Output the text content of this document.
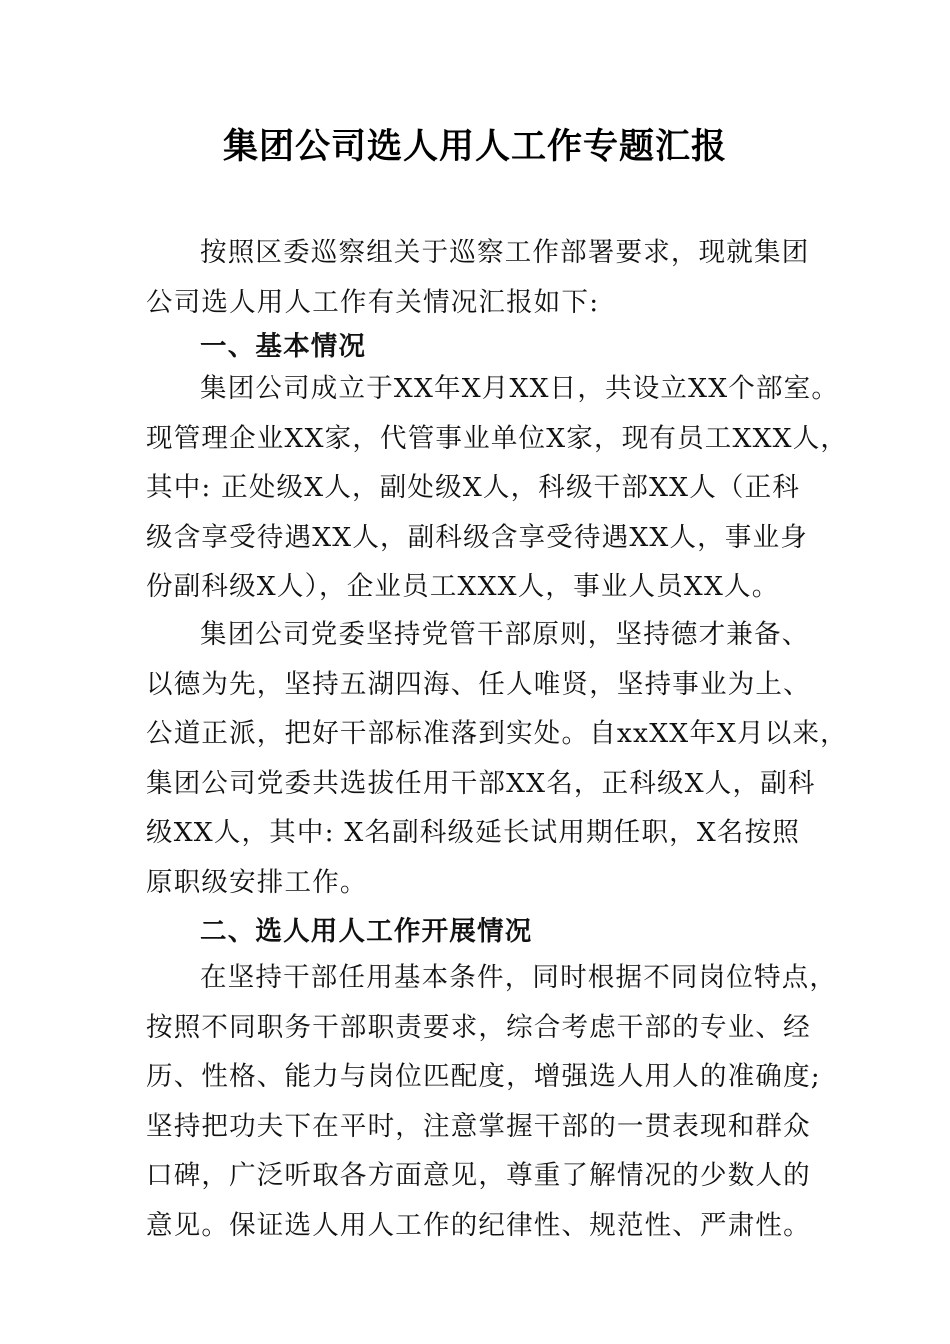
集团公司选人用人工作专题汇报
按照区委巡察组关于巡察工作部署要求，现就集团
公司选人用人工作有关情况汇报如下:
一、基本情况
集团公司成立于XX年X月XX日，共设立XX个部室。
现管理企业XX家，代管事业单位X家，现有员工XXX人，
其中: 正处级X人，副处级X人，科级干部XX人（正科
级含享受待遇XX人，副科级含享受待遇XX人，事业身
份副科级X人），企业员工XXX人，事业人员XX人。
集团公司党委坚持党管干部原则，坚持德才兼备、
以德为先，坚持五湖四海、任人唯贤，坚持事业为上、
公道正派，把好干部标准落到实处。自xxXX年X月以来，
集团公司党委共选拔任用干部XX名，正科级X人，副科
级XX人，其中: X名副科级延长试用期任职，X名按照
原职级安排工作。
二、选人用人工作开展情况
在坚持干部任用基本条件，同时根据不同岗位特点，
按照不同职务干部职责要求，综合考虑干部的专业、经
历、性格、能力与岗位匹配度，增强选人用人的准确度;
坚持把功夫下在平时，注意掌握干部的一贯表现和群众
口碑，广泛听取各方面意见，尊重了解情况的少数人的
意见。保证选人用人工作的纪律性、规范性、严肃性。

* [Work instructions] Images do not belong in the copy; reproduce all other parts of the records above verbatim.

* [Task output]
Output the text content of this document.
集团公司选人用人工作专题汇报
按照区委巡察组关于巡察工作部署要求，现就集团
公司选人用人工作有关情况汇报如下:
一、基本情况
集团公司成立于XX年X月XX日，共设立XX个部室。
现管理企业XX家，代管事业单位X家，现有员工XXX人，
其中: 正处级X人，副处级X人，科级干部XX人（正科
级含享受待遇XX人，副科级含享受待遇XX人，事业身
份副科级X人），企业员工XXX人，事业人员XX人。
集团公司党委坚持党管干部原则，坚持德才兼备、
以德为先，坚持五湖四海、任人唯贤，坚持事业为上、
公道正派，把好干部标准落到实处。自xxXX年X月以来，
集团公司党委共选拔任用干部XX名，正科级X人，副科
级XX人，其中: X名副科级延长试用期任职，X名按照
原职级安排工作。
二、选人用人工作开展情况
在坚持干部任用基本条件，同时根据不同岗位特点，
按照不同职务干部职责要求，综合考虑干部的专业、经
历、性格、能力与岗位匹配度，增强选人用人的准确度;
坚持把功夫下在平时，注意掌握干部的一贯表现和群众
口碑，广泛听取各方面意见，尊重了解情况的少数人的
意见。保证选人用人工作的纪律性、规范性、严肃性。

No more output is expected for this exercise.